§ Your objective
Scan the records and identify every line in which the string "type" occurs, then return those lines.

§ Exercise data
****************

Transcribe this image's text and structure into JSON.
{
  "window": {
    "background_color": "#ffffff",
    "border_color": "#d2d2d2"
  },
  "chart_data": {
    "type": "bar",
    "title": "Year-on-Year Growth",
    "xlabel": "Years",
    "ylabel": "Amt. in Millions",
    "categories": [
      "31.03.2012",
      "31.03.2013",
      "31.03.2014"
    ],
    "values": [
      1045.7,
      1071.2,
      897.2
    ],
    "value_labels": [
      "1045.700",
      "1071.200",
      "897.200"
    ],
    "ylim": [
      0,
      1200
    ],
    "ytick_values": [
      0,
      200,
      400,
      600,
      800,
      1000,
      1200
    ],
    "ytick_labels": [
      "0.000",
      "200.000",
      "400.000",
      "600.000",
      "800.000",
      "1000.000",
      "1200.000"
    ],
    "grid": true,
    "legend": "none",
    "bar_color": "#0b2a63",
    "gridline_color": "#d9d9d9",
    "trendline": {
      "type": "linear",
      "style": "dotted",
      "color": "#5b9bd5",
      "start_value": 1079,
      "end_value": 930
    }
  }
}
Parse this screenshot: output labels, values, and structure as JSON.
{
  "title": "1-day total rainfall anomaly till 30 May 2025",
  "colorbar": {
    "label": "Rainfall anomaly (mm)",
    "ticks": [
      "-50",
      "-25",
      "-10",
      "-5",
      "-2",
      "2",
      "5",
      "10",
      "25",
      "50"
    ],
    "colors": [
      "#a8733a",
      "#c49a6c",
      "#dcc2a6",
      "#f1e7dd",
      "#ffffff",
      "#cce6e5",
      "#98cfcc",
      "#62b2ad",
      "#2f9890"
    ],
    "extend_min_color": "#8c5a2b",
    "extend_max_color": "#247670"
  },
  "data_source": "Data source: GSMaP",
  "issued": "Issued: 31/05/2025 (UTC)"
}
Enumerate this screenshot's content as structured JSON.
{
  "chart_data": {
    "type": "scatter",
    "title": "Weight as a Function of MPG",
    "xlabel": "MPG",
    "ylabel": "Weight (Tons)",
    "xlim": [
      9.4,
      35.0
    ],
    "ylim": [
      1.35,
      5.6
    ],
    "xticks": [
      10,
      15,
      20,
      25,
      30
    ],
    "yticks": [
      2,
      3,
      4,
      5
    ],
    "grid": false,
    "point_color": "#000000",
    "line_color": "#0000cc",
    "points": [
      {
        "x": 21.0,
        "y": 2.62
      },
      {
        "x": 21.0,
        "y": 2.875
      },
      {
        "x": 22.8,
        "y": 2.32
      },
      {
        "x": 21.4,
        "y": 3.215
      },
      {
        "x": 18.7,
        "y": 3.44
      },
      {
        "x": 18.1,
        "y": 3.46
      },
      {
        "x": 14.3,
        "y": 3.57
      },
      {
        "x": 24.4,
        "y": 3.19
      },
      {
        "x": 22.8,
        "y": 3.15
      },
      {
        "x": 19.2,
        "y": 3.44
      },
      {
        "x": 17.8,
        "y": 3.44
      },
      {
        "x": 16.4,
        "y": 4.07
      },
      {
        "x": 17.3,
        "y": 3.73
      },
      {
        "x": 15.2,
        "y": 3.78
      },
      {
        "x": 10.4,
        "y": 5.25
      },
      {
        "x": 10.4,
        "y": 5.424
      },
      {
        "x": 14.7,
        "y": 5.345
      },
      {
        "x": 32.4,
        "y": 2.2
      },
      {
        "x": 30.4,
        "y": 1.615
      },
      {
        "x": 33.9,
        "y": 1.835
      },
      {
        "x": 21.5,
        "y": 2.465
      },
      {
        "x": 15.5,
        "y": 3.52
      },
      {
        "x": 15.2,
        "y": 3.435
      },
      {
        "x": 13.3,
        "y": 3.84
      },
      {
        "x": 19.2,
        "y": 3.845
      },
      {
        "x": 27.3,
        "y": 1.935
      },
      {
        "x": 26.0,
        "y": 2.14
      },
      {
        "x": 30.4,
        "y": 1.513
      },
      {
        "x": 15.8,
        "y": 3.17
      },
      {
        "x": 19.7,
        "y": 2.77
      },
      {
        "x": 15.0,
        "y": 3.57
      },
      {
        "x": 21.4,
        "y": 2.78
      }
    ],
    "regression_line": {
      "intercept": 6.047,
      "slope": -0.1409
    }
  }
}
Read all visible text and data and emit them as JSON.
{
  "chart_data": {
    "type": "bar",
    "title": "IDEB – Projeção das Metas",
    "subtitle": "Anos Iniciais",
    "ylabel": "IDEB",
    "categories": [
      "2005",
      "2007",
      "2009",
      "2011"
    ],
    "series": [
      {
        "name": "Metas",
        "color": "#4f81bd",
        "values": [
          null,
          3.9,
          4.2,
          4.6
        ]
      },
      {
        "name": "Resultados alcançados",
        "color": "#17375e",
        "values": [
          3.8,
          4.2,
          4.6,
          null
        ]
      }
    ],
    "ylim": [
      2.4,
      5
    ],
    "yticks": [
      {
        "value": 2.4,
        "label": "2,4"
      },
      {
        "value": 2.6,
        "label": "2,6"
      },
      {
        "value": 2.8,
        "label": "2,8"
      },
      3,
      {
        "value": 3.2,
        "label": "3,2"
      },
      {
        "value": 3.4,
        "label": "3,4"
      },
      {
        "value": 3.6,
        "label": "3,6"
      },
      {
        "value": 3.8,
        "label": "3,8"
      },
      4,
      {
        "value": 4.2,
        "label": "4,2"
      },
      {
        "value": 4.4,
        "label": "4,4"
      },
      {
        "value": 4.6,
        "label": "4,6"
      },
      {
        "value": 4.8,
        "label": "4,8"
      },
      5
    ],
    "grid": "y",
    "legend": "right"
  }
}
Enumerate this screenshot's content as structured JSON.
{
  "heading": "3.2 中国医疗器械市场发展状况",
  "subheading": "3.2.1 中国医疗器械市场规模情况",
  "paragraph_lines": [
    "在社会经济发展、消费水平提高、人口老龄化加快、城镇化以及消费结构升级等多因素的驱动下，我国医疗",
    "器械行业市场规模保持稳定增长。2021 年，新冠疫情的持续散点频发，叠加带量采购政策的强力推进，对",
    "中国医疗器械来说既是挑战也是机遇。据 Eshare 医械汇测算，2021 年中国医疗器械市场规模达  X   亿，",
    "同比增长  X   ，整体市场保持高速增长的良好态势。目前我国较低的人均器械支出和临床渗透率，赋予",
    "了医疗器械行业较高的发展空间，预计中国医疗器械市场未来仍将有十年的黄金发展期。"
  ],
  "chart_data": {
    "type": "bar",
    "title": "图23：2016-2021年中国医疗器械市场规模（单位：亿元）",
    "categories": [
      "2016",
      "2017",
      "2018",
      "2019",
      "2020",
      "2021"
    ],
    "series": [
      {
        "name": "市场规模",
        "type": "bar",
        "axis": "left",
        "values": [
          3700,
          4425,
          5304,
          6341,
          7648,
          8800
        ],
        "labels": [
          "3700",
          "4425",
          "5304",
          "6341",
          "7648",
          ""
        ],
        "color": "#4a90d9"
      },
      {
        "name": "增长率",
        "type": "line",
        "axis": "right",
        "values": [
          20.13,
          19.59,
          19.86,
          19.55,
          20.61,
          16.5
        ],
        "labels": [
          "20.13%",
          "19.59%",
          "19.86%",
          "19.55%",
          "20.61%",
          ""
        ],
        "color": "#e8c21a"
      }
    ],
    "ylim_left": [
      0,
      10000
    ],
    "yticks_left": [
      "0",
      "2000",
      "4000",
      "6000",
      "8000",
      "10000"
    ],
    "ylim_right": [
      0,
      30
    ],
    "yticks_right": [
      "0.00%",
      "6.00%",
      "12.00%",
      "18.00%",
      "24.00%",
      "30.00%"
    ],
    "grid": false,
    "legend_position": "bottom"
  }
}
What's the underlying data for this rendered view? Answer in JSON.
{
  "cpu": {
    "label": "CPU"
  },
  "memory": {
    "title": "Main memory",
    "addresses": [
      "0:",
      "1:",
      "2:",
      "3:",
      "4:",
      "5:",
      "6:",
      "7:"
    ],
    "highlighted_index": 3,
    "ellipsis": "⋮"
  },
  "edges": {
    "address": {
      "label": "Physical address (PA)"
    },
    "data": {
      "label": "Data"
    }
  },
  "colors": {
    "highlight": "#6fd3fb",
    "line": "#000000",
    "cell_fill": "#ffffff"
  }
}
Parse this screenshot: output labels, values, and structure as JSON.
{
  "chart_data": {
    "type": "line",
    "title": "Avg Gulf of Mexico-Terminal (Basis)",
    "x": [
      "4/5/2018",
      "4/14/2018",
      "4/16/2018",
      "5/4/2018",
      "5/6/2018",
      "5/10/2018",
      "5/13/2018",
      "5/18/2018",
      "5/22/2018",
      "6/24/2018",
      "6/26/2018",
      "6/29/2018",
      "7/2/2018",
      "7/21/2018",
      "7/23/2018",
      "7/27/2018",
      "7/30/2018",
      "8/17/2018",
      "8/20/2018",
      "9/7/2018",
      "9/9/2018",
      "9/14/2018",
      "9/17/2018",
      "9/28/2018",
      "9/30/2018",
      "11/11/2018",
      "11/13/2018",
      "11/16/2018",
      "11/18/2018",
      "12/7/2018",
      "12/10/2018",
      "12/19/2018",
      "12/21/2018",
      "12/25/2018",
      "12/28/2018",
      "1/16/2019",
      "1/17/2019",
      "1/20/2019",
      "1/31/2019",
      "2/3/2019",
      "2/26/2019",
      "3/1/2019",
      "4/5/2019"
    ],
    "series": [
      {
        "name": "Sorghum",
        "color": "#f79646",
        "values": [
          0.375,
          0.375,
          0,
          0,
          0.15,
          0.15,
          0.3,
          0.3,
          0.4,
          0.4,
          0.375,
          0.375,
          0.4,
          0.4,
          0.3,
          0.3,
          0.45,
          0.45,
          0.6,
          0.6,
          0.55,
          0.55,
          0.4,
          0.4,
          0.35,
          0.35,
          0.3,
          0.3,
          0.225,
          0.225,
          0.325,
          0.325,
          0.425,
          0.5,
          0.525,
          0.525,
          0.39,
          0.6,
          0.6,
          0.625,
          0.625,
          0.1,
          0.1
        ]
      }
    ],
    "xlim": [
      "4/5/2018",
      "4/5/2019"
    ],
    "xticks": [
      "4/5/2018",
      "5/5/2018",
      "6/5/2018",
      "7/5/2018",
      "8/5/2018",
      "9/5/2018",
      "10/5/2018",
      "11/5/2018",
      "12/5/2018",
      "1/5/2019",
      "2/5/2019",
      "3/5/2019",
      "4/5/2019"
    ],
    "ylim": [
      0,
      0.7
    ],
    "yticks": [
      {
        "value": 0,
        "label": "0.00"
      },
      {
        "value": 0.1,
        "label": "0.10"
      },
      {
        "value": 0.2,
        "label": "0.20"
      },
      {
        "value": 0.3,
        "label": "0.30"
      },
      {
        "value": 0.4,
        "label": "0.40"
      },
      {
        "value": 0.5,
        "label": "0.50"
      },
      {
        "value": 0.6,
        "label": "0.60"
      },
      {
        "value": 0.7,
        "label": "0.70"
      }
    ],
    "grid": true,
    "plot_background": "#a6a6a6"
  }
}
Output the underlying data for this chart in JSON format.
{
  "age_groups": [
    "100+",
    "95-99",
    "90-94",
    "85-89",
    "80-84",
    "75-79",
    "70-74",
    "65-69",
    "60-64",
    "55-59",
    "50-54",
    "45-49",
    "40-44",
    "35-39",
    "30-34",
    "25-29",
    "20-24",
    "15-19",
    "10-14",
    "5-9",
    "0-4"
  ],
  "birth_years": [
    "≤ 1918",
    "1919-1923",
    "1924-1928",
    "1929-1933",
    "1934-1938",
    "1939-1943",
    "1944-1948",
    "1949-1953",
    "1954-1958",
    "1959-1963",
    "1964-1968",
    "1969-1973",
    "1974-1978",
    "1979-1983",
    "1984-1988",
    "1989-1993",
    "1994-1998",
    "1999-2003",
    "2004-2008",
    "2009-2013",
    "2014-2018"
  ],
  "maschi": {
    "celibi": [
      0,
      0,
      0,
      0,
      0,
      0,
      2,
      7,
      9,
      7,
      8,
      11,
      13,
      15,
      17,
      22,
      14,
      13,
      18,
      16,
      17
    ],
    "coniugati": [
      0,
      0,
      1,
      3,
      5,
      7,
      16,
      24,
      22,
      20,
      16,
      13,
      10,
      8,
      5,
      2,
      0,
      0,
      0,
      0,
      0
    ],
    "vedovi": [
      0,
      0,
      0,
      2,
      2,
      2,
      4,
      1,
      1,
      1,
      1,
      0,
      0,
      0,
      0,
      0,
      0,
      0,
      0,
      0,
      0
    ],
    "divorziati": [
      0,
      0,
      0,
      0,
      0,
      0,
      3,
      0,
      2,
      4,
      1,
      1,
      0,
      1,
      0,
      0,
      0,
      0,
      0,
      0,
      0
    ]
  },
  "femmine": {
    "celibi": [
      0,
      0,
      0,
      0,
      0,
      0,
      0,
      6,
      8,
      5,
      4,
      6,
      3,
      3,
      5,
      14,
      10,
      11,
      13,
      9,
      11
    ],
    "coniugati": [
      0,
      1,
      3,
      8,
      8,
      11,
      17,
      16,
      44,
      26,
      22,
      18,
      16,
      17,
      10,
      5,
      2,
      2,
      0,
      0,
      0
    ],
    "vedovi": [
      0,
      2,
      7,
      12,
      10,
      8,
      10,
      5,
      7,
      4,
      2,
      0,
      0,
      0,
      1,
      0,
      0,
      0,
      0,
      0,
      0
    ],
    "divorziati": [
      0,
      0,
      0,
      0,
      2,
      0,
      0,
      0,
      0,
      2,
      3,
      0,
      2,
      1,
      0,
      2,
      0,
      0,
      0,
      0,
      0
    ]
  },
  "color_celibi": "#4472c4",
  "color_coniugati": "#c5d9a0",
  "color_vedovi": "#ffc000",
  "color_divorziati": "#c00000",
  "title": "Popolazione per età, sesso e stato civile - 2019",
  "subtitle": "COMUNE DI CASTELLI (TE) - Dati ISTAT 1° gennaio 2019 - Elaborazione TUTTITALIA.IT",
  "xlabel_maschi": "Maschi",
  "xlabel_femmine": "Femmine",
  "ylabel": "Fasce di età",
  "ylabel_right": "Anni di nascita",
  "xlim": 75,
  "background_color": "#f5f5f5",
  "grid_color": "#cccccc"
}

****************

§ Task output
    "type": "bar",
      "type": "linear",
    "type": "scatter",
    "type": "bar",
    "type": "bar",
        "type": "bar",
        "type": "line",
    "type": "line",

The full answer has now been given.